• Information shown:
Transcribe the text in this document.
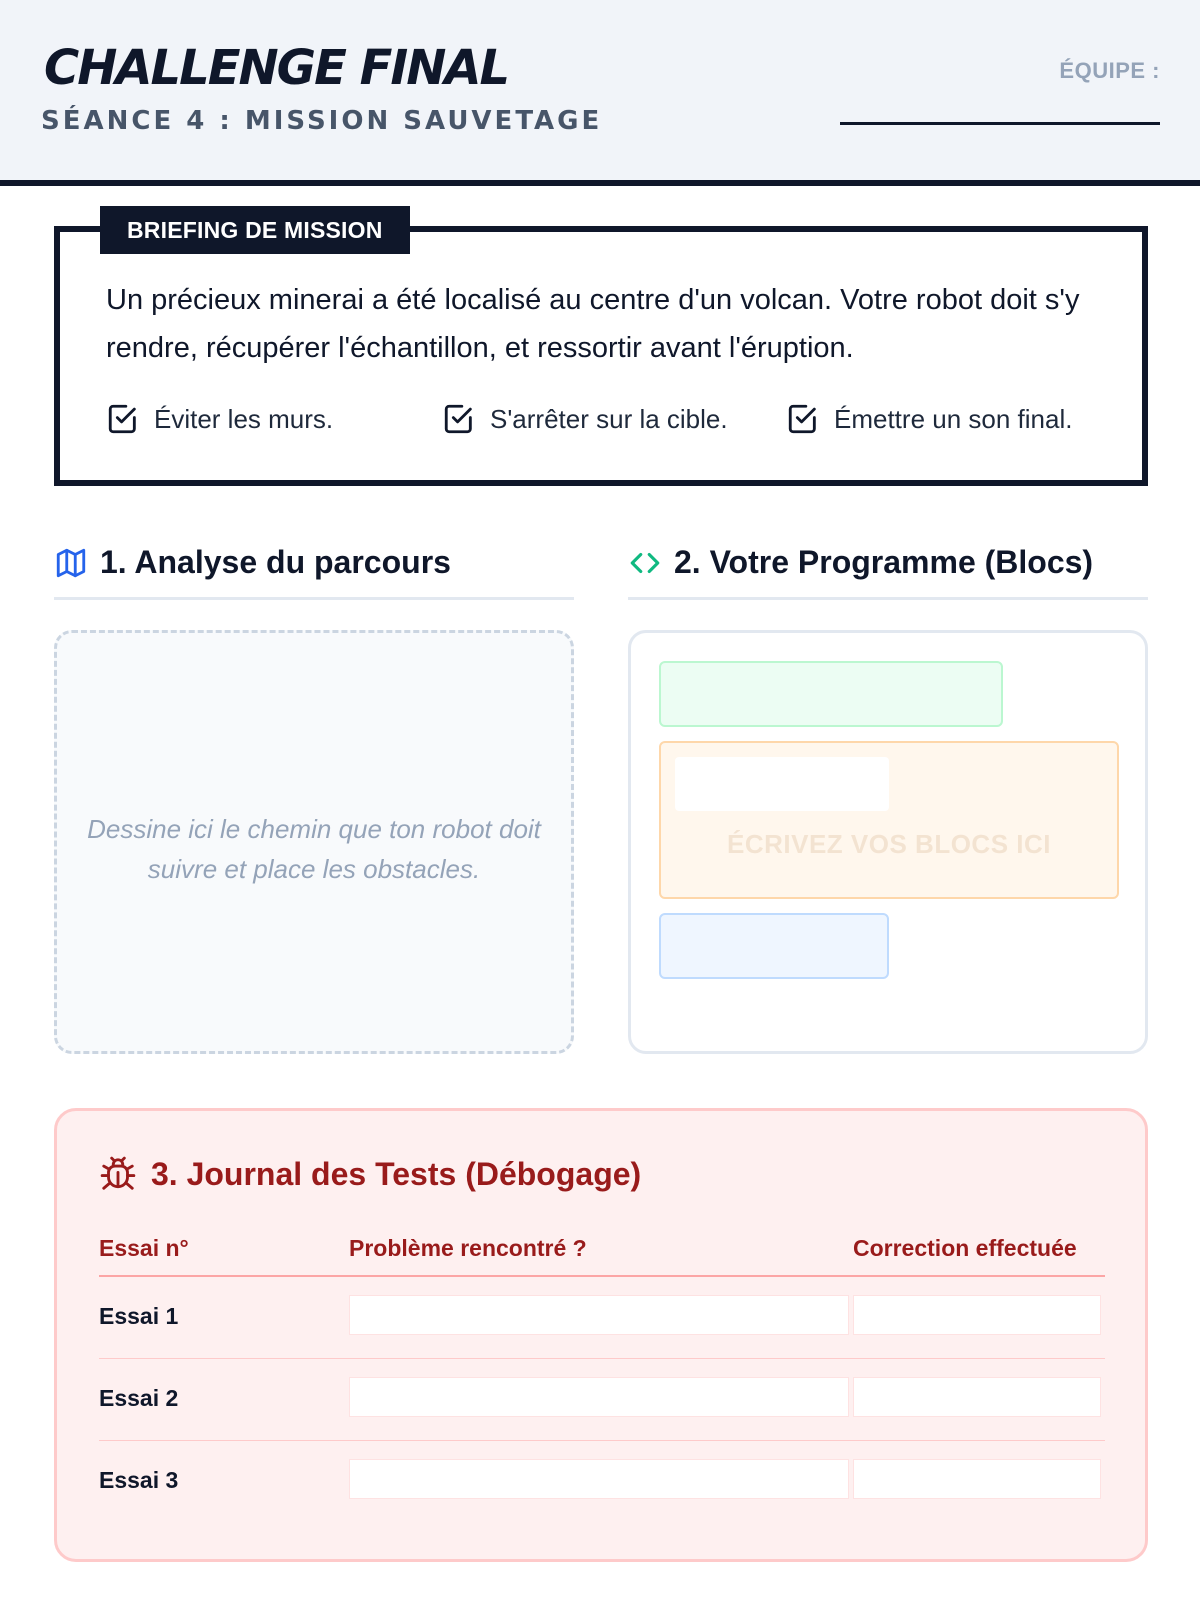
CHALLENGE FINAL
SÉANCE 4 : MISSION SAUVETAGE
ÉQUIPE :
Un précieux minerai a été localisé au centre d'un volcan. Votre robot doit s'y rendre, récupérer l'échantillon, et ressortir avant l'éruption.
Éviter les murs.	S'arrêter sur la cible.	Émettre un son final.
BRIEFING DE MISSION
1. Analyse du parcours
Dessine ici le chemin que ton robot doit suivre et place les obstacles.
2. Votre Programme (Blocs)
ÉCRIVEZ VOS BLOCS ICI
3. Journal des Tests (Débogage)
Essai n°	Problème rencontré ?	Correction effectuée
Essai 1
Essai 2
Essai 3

• Directions for this task:
Using the records given above, list every line that includes the word "Essai".

• Final answer:
Essai n°	Problème rencontré ?	Correction effectuée
Essai 1
Essai 2
Essai 3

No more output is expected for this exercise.